▸ **SUPPLIED RECORDS**:
— Start —

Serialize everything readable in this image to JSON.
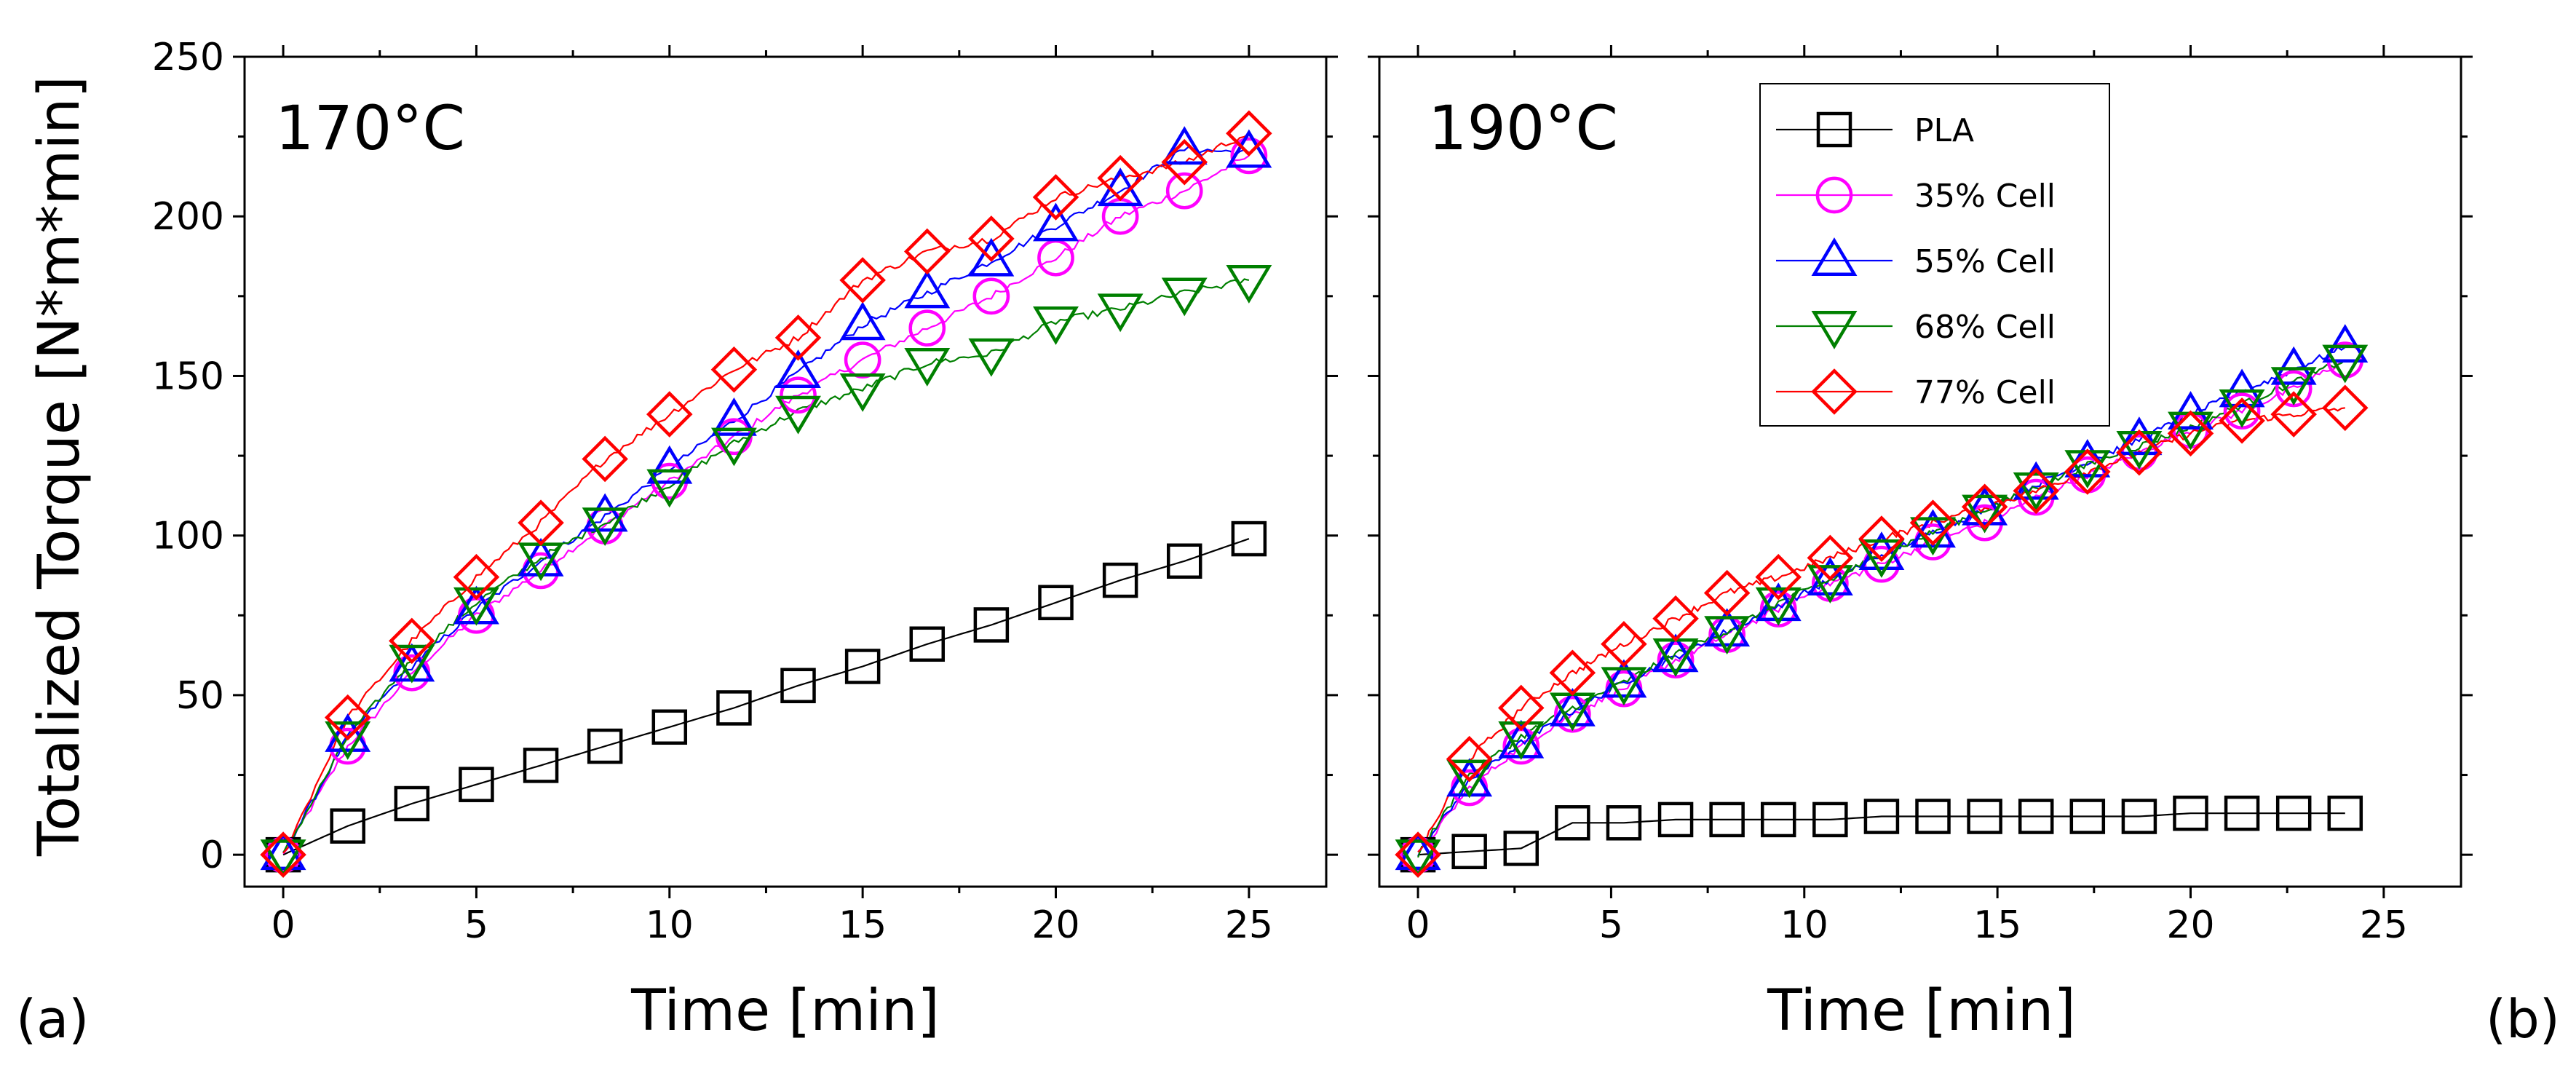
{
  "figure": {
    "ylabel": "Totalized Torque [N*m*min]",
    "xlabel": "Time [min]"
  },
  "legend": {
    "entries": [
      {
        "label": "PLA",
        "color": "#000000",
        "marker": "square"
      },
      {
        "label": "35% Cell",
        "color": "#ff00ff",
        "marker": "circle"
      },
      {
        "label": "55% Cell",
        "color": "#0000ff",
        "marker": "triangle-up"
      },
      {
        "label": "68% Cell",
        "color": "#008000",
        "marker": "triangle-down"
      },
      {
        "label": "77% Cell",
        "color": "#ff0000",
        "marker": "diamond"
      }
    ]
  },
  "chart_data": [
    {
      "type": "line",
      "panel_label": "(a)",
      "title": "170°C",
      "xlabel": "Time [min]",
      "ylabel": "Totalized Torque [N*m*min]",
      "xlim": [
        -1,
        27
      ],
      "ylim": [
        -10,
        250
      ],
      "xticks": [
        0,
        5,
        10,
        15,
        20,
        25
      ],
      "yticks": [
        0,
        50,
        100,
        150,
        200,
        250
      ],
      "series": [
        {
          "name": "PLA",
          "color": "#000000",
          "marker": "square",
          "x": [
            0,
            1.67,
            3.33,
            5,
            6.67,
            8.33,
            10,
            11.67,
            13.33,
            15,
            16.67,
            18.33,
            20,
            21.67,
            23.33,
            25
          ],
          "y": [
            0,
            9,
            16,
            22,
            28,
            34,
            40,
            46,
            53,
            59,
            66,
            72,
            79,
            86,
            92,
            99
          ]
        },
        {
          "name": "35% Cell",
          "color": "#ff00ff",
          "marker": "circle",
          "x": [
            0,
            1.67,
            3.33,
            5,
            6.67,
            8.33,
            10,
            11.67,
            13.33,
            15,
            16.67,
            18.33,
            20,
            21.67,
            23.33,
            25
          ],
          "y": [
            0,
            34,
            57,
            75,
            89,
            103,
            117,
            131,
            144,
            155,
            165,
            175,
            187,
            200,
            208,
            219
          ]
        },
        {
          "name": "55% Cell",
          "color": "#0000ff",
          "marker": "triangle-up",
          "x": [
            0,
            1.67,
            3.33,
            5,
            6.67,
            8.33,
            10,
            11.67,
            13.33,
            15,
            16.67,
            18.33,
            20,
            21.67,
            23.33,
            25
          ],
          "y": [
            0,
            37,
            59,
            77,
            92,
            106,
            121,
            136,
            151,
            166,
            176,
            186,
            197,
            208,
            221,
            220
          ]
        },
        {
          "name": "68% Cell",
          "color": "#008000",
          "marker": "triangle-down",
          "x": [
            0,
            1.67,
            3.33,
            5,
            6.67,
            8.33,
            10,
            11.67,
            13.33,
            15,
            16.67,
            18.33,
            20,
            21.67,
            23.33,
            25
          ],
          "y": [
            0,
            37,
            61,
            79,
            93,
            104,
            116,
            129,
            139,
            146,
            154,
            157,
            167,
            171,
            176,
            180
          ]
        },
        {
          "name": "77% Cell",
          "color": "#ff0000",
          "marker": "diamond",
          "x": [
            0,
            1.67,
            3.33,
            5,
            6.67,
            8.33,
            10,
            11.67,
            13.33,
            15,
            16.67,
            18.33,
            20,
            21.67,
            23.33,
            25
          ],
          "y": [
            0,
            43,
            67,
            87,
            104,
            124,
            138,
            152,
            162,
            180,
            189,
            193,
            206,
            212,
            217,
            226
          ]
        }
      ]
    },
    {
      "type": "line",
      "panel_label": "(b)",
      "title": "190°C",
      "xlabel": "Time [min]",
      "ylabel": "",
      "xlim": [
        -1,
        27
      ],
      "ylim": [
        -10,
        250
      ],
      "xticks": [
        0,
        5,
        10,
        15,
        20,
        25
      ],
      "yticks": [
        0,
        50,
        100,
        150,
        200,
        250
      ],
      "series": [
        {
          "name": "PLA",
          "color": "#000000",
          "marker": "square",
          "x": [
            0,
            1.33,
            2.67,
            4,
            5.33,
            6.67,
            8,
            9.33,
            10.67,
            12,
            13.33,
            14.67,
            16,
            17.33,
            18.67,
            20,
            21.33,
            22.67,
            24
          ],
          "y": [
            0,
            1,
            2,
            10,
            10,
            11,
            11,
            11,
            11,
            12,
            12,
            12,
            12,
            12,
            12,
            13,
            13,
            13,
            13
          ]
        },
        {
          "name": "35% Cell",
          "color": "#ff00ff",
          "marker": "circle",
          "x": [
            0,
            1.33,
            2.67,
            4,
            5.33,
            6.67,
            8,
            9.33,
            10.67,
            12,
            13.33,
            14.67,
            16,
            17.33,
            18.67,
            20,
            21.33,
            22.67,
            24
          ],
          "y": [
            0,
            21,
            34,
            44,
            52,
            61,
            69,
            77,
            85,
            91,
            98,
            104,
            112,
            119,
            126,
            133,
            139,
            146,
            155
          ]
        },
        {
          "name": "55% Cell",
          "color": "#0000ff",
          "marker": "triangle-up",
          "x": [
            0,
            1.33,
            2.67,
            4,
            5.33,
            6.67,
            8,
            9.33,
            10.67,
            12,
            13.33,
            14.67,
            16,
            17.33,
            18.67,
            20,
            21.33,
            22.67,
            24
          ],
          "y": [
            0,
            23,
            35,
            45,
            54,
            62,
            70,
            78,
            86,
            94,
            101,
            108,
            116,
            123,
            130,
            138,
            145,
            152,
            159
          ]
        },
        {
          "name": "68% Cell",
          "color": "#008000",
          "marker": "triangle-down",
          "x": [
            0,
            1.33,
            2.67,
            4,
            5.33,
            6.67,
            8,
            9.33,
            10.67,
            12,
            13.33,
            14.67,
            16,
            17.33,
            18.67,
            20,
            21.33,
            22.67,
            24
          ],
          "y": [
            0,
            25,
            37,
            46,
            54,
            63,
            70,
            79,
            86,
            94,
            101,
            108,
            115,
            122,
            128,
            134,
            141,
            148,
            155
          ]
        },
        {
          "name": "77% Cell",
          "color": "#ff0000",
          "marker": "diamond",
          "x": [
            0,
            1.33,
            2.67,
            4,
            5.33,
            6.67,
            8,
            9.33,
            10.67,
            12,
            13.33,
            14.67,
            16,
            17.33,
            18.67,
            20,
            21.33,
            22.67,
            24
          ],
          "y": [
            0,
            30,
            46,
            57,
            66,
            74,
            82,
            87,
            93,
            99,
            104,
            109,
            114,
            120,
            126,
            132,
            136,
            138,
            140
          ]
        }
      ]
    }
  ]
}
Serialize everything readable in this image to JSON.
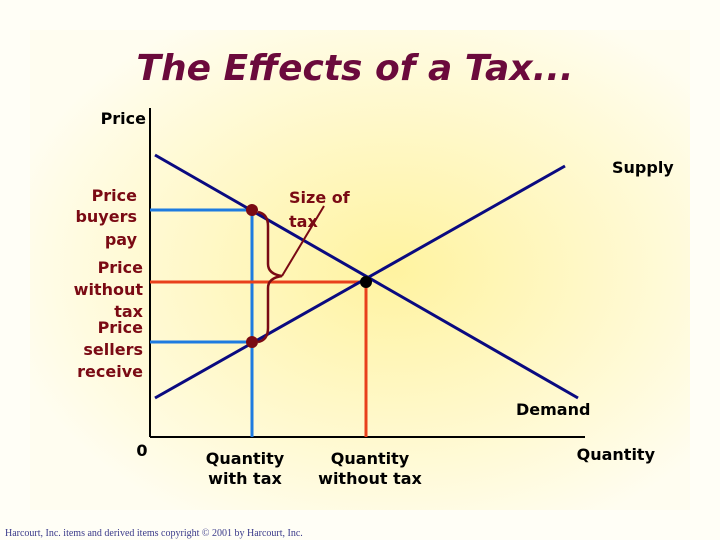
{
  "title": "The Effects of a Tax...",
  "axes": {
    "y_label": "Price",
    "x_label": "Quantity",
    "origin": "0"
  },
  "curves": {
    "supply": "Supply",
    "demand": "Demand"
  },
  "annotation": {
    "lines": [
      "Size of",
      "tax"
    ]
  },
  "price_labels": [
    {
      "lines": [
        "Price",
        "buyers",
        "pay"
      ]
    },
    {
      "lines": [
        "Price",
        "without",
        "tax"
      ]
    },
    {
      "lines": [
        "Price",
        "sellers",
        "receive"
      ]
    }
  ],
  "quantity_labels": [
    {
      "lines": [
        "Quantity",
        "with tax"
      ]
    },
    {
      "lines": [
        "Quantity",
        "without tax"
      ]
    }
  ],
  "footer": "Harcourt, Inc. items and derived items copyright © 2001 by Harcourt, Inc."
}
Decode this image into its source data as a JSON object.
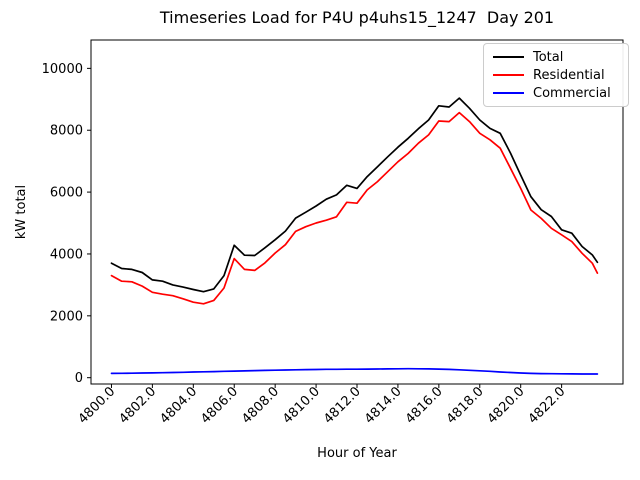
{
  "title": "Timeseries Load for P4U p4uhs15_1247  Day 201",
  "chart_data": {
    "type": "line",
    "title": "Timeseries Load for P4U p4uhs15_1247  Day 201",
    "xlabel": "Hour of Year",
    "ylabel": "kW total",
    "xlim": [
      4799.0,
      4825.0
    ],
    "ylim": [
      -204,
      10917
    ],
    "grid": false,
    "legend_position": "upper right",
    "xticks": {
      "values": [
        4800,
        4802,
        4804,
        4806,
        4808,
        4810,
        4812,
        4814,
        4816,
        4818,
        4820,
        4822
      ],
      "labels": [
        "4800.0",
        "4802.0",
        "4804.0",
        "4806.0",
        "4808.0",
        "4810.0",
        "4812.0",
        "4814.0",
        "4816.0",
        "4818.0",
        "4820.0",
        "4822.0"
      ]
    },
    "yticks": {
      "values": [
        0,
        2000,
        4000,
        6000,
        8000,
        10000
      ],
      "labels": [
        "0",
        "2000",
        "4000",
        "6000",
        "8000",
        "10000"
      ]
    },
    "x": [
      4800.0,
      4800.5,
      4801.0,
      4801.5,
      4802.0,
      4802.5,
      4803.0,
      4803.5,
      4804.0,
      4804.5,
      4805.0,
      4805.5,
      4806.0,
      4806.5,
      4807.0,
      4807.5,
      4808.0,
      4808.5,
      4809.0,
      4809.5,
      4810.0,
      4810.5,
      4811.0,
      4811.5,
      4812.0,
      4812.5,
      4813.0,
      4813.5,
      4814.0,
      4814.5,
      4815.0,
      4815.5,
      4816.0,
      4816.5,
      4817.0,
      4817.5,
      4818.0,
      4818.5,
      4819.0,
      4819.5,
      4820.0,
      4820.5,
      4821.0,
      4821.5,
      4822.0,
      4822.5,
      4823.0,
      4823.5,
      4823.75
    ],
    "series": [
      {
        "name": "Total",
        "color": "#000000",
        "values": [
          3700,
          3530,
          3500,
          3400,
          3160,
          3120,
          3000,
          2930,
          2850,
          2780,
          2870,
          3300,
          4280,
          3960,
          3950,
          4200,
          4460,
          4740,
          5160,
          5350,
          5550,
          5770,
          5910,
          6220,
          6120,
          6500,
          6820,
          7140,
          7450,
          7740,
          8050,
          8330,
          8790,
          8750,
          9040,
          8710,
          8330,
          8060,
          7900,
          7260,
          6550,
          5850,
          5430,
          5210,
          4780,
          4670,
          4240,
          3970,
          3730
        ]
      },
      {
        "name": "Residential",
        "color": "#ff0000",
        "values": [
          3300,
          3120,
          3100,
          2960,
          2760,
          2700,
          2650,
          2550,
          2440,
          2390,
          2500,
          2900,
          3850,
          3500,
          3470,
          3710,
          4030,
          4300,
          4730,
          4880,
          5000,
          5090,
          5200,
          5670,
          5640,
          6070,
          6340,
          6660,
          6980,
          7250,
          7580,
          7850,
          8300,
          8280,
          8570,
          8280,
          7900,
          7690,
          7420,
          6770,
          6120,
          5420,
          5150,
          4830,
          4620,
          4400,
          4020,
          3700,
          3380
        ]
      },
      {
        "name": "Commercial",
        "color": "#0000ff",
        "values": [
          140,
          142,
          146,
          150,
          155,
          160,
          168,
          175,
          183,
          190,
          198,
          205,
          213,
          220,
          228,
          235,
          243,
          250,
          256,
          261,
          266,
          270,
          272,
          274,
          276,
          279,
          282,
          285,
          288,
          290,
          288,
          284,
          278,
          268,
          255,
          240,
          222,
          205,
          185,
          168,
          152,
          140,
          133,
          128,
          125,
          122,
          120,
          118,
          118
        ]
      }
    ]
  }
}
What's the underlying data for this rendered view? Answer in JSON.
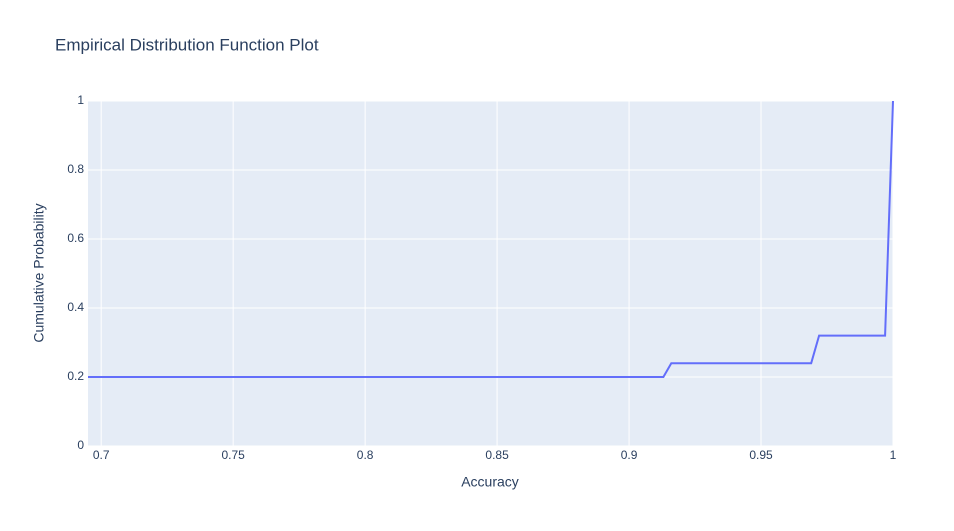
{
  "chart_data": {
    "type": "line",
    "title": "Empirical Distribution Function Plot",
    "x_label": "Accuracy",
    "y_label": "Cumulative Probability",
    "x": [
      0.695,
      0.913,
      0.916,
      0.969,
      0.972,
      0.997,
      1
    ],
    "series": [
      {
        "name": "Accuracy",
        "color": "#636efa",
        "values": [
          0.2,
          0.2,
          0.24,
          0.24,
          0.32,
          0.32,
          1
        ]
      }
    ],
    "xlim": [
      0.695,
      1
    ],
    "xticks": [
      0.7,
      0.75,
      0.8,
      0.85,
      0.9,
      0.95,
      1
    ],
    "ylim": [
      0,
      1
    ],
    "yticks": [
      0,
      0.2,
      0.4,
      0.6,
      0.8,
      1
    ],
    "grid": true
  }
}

— End —

▸ **WRITTEN EXERCISE**:
Reproduce exactly, without any picture, the lines from the one bearing "What's the underlying" to the last line of the records above.

▸ **REPLY**:
What's the underlying data for this rendered view? Answer in JSON.
{
  "chart_data": {
    "type": "line",
    "title": "Empirical Distribution Function Plot",
    "x_label": "Accuracy",
    "y_label": "Cumulative Probability",
    "x": [
      0.695,
      0.913,
      0.916,
      0.969,
      0.972,
      0.997,
      1
    ],
    "series": [
      {
        "name": "Accuracy",
        "color": "#636efa",
        "values": [
          0.2,
          0.2,
          0.24,
          0.24,
          0.32,
          0.32,
          1
        ]
      }
    ],
    "xlim": [
      0.695,
      1
    ],
    "xticks": [
      0.7,
      0.75,
      0.8,
      0.85,
      0.9,
      0.95,
      1
    ],
    "ylim": [
      0,
      1
    ],
    "yticks": [
      0,
      0.2,
      0.4,
      0.6,
      0.8,
      1
    ],
    "grid": true
  }
}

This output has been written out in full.